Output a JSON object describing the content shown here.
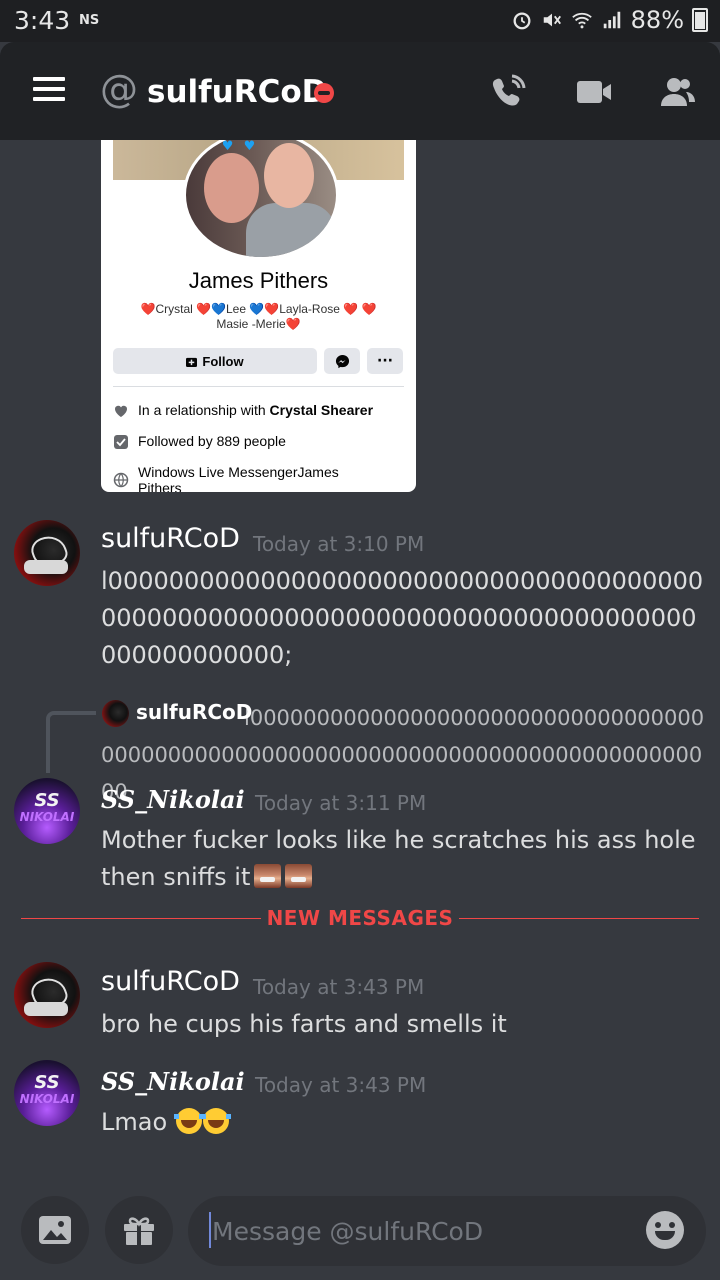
{
  "status_bar": {
    "time": "3:43",
    "carrier": "NS",
    "battery": "88%"
  },
  "header": {
    "title": "sulfuRCoD",
    "status": "dnd"
  },
  "attachment": {
    "name": "James Pithers",
    "bio": "❤️Crystal ❤️💙Lee 💙❤️Layla-Rose ❤️ ❤️ Masie -Merie❤️",
    "follow_label": "Follow",
    "more_label": "···",
    "info": [
      {
        "pre": "In a relationship with ",
        "bold": "Crystal Shearer"
      },
      {
        "pre": "Followed by 889 people",
        "bold": ""
      },
      {
        "pre": "Windows Live MessengerJames Pithers",
        "bold": ""
      }
    ]
  },
  "messages": [
    {
      "author": "sulfuRCoD",
      "time": "Today at 3:10 PM",
      "content": "l000000000000000000000000000000000000000000000000000000000000000000000000000000000000000000;"
    },
    {
      "reply_to": {
        "author": "sulfuRCoD",
        "snippet": "l000000000000000000000000000000000000000000000000000000000000000000000000000000000"
      },
      "author": "SS_Nikolai",
      "time": "Today at 3:11 PM",
      "content": "Mother fucker looks like he scratches his ass hole then sniffs it"
    },
    {
      "author": "sulfuRCoD",
      "time": "Today at 3:43 PM",
      "content": "bro he cups his farts and smells it"
    },
    {
      "author": "SS_Nikolai",
      "time": "Today at 3:43 PM",
      "content": "Lmao"
    }
  ],
  "avatars": {
    "nikolai_line1": "SS",
    "nikolai_line2": "NIKOLAI"
  },
  "new_messages_label": "NEW MESSAGES",
  "composer": {
    "placeholder": "Message @sulfuRCoD"
  },
  "icons": [
    "menu-icon",
    "at-icon",
    "call-icon",
    "video-icon",
    "members-icon",
    "image-icon",
    "gift-icon",
    "emoji-icon",
    "messenger-icon",
    "heart-icon",
    "follow-icon",
    "globe-icon"
  ],
  "colors": {
    "accent": "#7289da",
    "new_messages": "#f04747",
    "background": "#36393f",
    "header": "#202225"
  }
}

● ● ● ●

Task details
Count every line in the entries above where the word "sulfuRCoD" appears; respond with the number alone.

Right answer
5